■ EXCERPTED DATA ■
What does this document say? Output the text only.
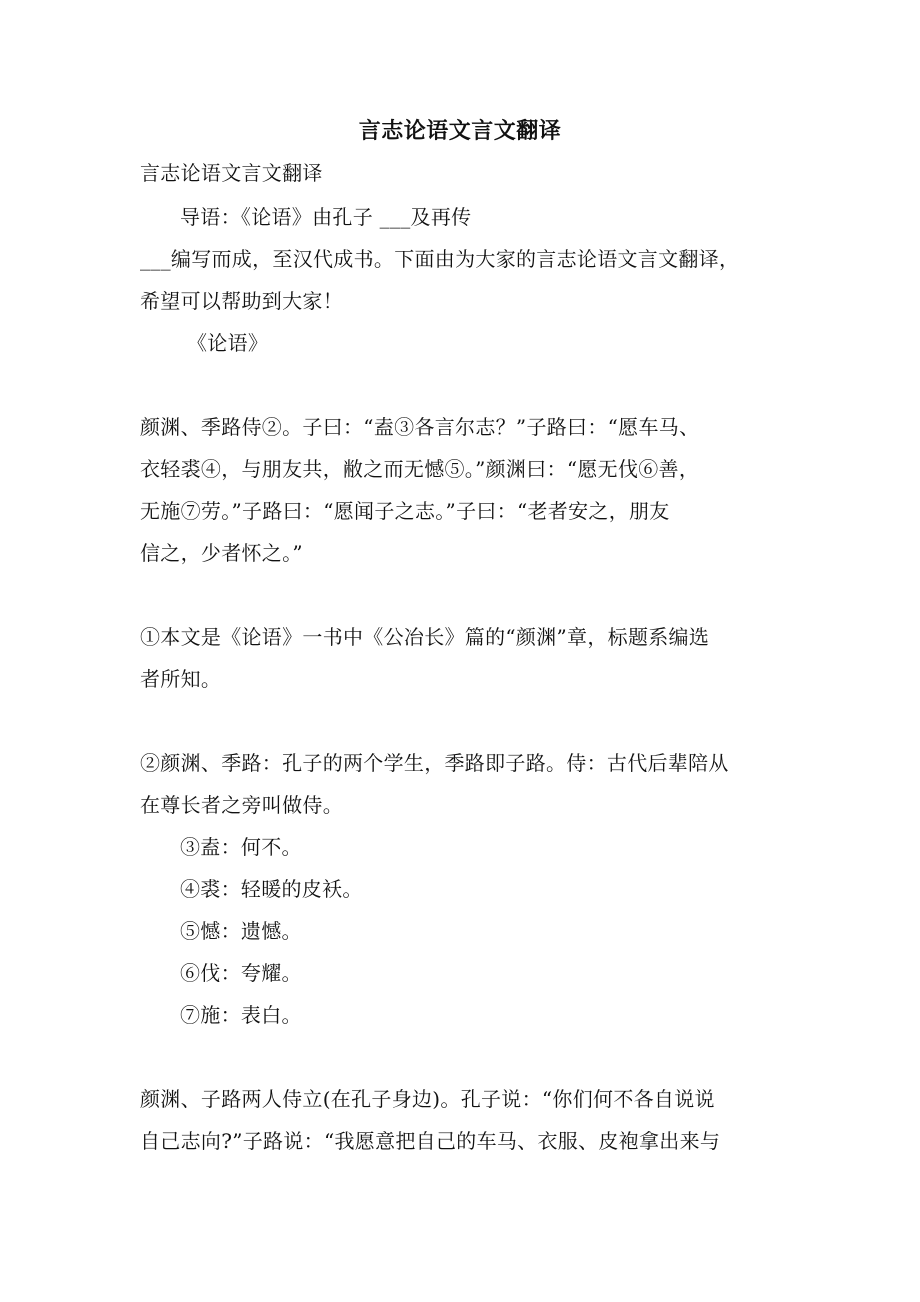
言志论语文言文翻译
言志论语文言文翻译
导语：《论语》由孔子 ___及再传
___编写而成，至汉代成书。下面由为大家的言志论语文言文翻译，
希望可以帮助到大家！
《论语》
颜渊、季路侍②。子曰：“盍③各言尔志？”子路曰：“愿车马、
衣轻裘④，与朋友共，敝之而无憾⑤。”颜渊曰：“愿无伐⑥善，
无施⑦劳。”子路曰：“愿闻子之志。”子曰：“老者安之，朋友
信之，少者怀之。”
①本文是《论语》一书中《公冶长》篇的“颜渊”章，标题系编选
者所知。
②颜渊、季路：孔子的两个学生，季路即子路。侍：古代后辈陪从
在尊长者之旁叫做侍。
③盍：何不。
④裘：轻暖的皮袄。
⑤憾：遗憾。
⑥伐：夸耀。
⑦施：表白。
颜渊、子路两人侍立(在孔子身边)。孔子说：“你们何不各自说说
自己志向?”子路说：“我愿意把自己的车马、衣服、皮袍拿出来与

■ PROBLEM REQUIREMENTS ■
From the data above, write out everything exactly except the pictures.

■ EXPECTED ANSWER ■
What does this document say? Output the text only.
言志论语文言文翻译
言志论语文言文翻译
导语：《论语》由孔子 ___及再传
___编写而成，至汉代成书。下面由为大家的言志论语文言文翻译，
希望可以帮助到大家！
《论语》
颜渊、季路侍②。子曰：“盍③各言尔志？”子路曰：“愿车马、
衣轻裘④，与朋友共，敝之而无憾⑤。”颜渊曰：“愿无伐⑥善，
无施⑦劳。”子路曰：“愿闻子之志。”子曰：“老者安之，朋友
信之，少者怀之。”
①本文是《论语》一书中《公冶长》篇的“颜渊”章，标题系编选
者所知。
②颜渊、季路：孔子的两个学生，季路即子路。侍：古代后辈陪从
在尊长者之旁叫做侍。
③盍：何不。
④裘：轻暖的皮袄。
⑤憾：遗憾。
⑥伐：夸耀。
⑦施：表白。
颜渊、子路两人侍立(在孔子身边)。孔子说：“你们何不各自说说
自己志向?”子路说：“我愿意把自己的车马、衣服、皮袍拿出来与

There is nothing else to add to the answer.